Rewrite the entries starting at the line that contains "303, 376, 312]" and stopping after the line that contains "98, 184, 124]", changing every "[interactable]" to "[clickable]" and leaving everything else unchanged.

### SUPPLIED ENTRIES ###

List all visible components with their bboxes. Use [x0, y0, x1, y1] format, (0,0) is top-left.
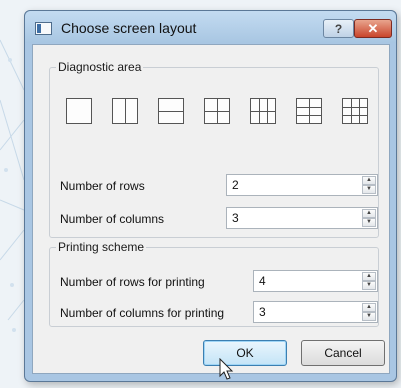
print-columns-increment-icon[interactable]: ▲	[362, 303, 376, 312]
window-app-icon	[35, 22, 52, 35]
diagnostic-area-legend: Diagnostic area	[58, 60, 142, 74]
printing-scheme-legend: Printing scheme	[58, 240, 145, 254]
title-bar[interactable]: Choose screen layout ? ✕	[25, 11, 396, 43]
layout-1x2-icon[interactable]	[112, 98, 138, 124]
layout-1x1-icon[interactable]	[66, 98, 92, 124]
layout-2x2-icon[interactable]	[204, 98, 230, 124]
choose-screen-layout-dialog: Choose screen layout ? ✕ Diagnostic area	[24, 10, 397, 382]
print-columns-value[interactable]: 3	[259, 305, 266, 319]
diagnostic-area-group: Diagnostic area Number of rows 2 ▲ ▼ Num…	[49, 60, 379, 238]
close-button[interactable]: ✕	[354, 19, 392, 38]
rows-increment-icon[interactable]: ▲	[362, 176, 376, 185]
columns-decrement-icon[interactable]: ▼	[362, 218, 376, 227]
print-columns-decrement-icon[interactable]: ▼	[362, 312, 376, 321]
layout-2x1-icon[interactable]	[158, 98, 184, 124]
print-rows-value[interactable]: 4	[259, 274, 266, 288]
rows-spinner[interactable]: 2 ▲ ▼	[226, 174, 378, 196]
rows-decrement-icon[interactable]: ▼	[362, 185, 376, 194]
window-title: Choose screen layout	[61, 20, 197, 36]
layout-options	[66, 98, 368, 128]
rows-value[interactable]: 2	[232, 178, 239, 192]
help-button[interactable]: ?	[323, 19, 354, 38]
layout-2x3-icon[interactable]	[250, 98, 276, 124]
columns-spinner[interactable]: 3 ▲ ▼	[226, 207, 378, 229]
print-rows-spinner[interactable]: 4 ▲ ▼	[253, 270, 378, 292]
print-rows-label: Number of rows for printing	[60, 275, 205, 289]
print-columns-spinner[interactable]: 3 ▲ ▼	[253, 301, 378, 323]
print-columns-label: Number of columns for printing	[60, 306, 225, 320]
print-rows-increment-icon[interactable]: ▲	[362, 272, 376, 281]
mouse-pointer-icon	[219, 358, 234, 380]
print-rows-decrement-icon[interactable]: ▼	[362, 281, 376, 290]
cancel-button[interactable]: Cancel	[301, 340, 385, 366]
columns-value[interactable]: 3	[232, 211, 239, 225]
columns-increment-icon[interactable]: ▲	[362, 209, 376, 218]
ok-button[interactable]: OK	[203, 340, 287, 366]
layout-3x3-icon[interactable]	[342, 98, 368, 124]
dialog-body: Diagnostic area Number of rows 2 ▲ ▼ Num…	[32, 44, 390, 374]
columns-label: Number of columns	[60, 212, 165, 226]
layout-3x2-icon[interactable]	[296, 98, 322, 124]
rows-label: Number of rows	[60, 179, 145, 193]
printing-scheme-group: Printing scheme Number of rows for print…	[49, 240, 379, 327]
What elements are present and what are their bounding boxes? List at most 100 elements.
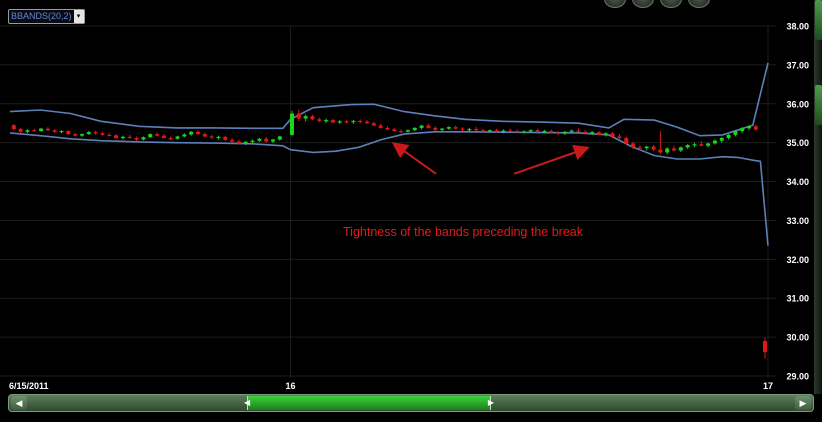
- candle-body: [141, 137, 146, 140]
- candle-body: [73, 134, 78, 136]
- candle-body: [330, 120, 335, 123]
- candle-body: [324, 120, 329, 122]
- candle-body: [52, 130, 57, 132]
- candle-body: [460, 128, 465, 130]
- candle-body: [528, 130, 533, 132]
- candle-body: [277, 136, 282, 140]
- candle-body: [317, 119, 322, 121]
- candle-body: [753, 126, 758, 130]
- candle-body: [487, 130, 492, 132]
- candle-body: [542, 131, 547, 133]
- candle-body: [39, 128, 44, 131]
- candle-body: [365, 121, 370, 124]
- candle-body: [392, 129, 397, 131]
- candle-body: [86, 132, 91, 135]
- right-panel-tab-top[interactable]: [815, 0, 822, 40]
- candle-body: [236, 141, 241, 144]
- candle-body: [399, 131, 404, 133]
- candle-body: [433, 127, 438, 130]
- candle-body: [289, 113, 294, 135]
- candle-body: [699, 144, 704, 146]
- candle-body: [107, 134, 112, 137]
- candle-body: [412, 127, 417, 131]
- indicator-dropdown[interactable]: BBANDS(20,2) ▾: [8, 9, 85, 24]
- candle-body: [216, 136, 221, 139]
- candle-body: [501, 130, 506, 132]
- candle-body: [692, 144, 697, 146]
- y-tick-label: 36.00: [786, 99, 809, 109]
- candle-body: [747, 126, 752, 129]
- candle-body: [446, 127, 451, 129]
- candle-body: [385, 127, 390, 130]
- candle-body: [556, 132, 561, 134]
- candle-body: [175, 136, 180, 139]
- candle-body: [762, 341, 767, 352]
- candle-body: [223, 136, 228, 140]
- candle-body: [617, 136, 622, 138]
- candle-body: [195, 131, 200, 135]
- candle-body: [182, 134, 187, 137]
- arrow-left-icon: ◀: [15, 398, 23, 408]
- candle-body: [733, 131, 738, 135]
- grip-right-icon[interactable]: ▶: [488, 398, 494, 408]
- candle-body: [134, 138, 139, 140]
- indicator-label: BBANDS(20,2): [11, 11, 72, 21]
- candle-body: [243, 141, 248, 144]
- candle-body: [706, 143, 711, 146]
- x-tick-label: 17: [763, 381, 773, 391]
- candle-body: [66, 131, 71, 135]
- scroll-right-button[interactable]: ▶: [795, 396, 811, 410]
- candle-body: [426, 125, 431, 128]
- grip-left-icon[interactable]: ◀: [244, 398, 250, 408]
- candle-body: [474, 129, 479, 131]
- candle-body: [303, 116, 308, 119]
- candle-body: [515, 131, 520, 133]
- candle-body: [712, 140, 717, 144]
- candle-body: [644, 146, 649, 149]
- candle-body: [651, 146, 656, 150]
- candle-body: [11, 125, 16, 130]
- candle-body: [494, 130, 499, 132]
- x-tick-label: 16: [285, 381, 295, 391]
- candle-body: [378, 125, 383, 128]
- time-scrollbar[interactable]: ◀ ◀ ▶ ▶: [8, 394, 814, 412]
- candle-body: [610, 133, 615, 137]
- scroll-left-button[interactable]: ◀: [11, 396, 27, 410]
- scroll-thumb[interactable]: ◀ ▶: [244, 396, 494, 410]
- candle-body: [257, 138, 262, 141]
- candle-body: [80, 134, 85, 136]
- y-tick-label: 32.00: [786, 255, 809, 265]
- candle-body: [230, 139, 235, 142]
- candle-body: [271, 139, 276, 142]
- candle-body: [18, 129, 23, 132]
- candle-body: [405, 130, 410, 132]
- candle-body: [583, 131, 588, 133]
- candle-body: [624, 138, 629, 144]
- candle-body: [264, 138, 269, 142]
- y-tick-label: 34.00: [786, 177, 809, 187]
- candle-body: [120, 136, 125, 139]
- candle-body: [467, 129, 472, 131]
- candle-body: [45, 128, 50, 131]
- candle-body: [453, 127, 458, 129]
- candle-body: [344, 121, 349, 123]
- candle-body: [148, 134, 153, 138]
- candle-body: [603, 133, 608, 135]
- price-chart[interactable]: 38.00 37.00 36.00 35.00 34.00 33.00 32.00 31.00…: [0, 0, 822, 422]
- chevron-down-icon[interactable]: ▾: [73, 10, 84, 23]
- x-tick-label: 6/15/2011: [9, 381, 49, 391]
- candle-body: [549, 131, 554, 133]
- candle-body: [161, 135, 166, 138]
- y-tick-label: 38.00: [786, 22, 809, 32]
- y-tick-label: 35.00: [786, 138, 809, 148]
- y-tick-label: 29.00: [786, 372, 809, 382]
- right-panel-tab-bottom[interactable]: [815, 85, 822, 125]
- annotation-arrow-0: [391, 142, 437, 175]
- candle-body: [535, 130, 540, 132]
- candle-body: [685, 145, 690, 148]
- candle-body: [631, 143, 636, 148]
- candle-body: [596, 132, 601, 135]
- y-tick-label: 31.00: [786, 294, 809, 304]
- candle-body: [440, 128, 445, 130]
- candle-body: [202, 134, 207, 137]
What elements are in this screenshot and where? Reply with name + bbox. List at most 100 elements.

###

CORRECT RESPONSE
print-columns-increment-icon[clickable]: ▲	[362, 303, 376, 312]
window-app-icon	[35, 22, 52, 35]
diagnostic-area-legend: Diagnostic area	[58, 60, 142, 74]
printing-scheme-legend: Printing scheme	[58, 240, 145, 254]
title-bar[clickable]: Choose screen layout ? ✕	[25, 11, 396, 43]
layout-1x2-icon[clickable]	[112, 98, 138, 124]
layout-1x1-icon[clickable]	[66, 98, 92, 124]
layout-2x2-icon[clickable]	[204, 98, 230, 124]
choose-screen-layout-dialog: Choose screen layout ? ✕ Diagnostic area	[24, 10, 397, 382]
print-columns-value[clickable]: 3	[259, 305, 266, 319]
diagnostic-area-group: Diagnostic area Number of rows 2 ▲ ▼ Num…	[49, 60, 379, 238]
close-button[clickable]: ✕	[354, 19, 392, 38]
rows-increment-icon[clickable]: ▲	[362, 176, 376, 185]
columns-decrement-icon[clickable]: ▼	[362, 218, 376, 227]
print-columns-decrement-icon[clickable]: ▼	[362, 312, 376, 321]
layout-2x1-icon[clickable]	[158, 98, 184, 124]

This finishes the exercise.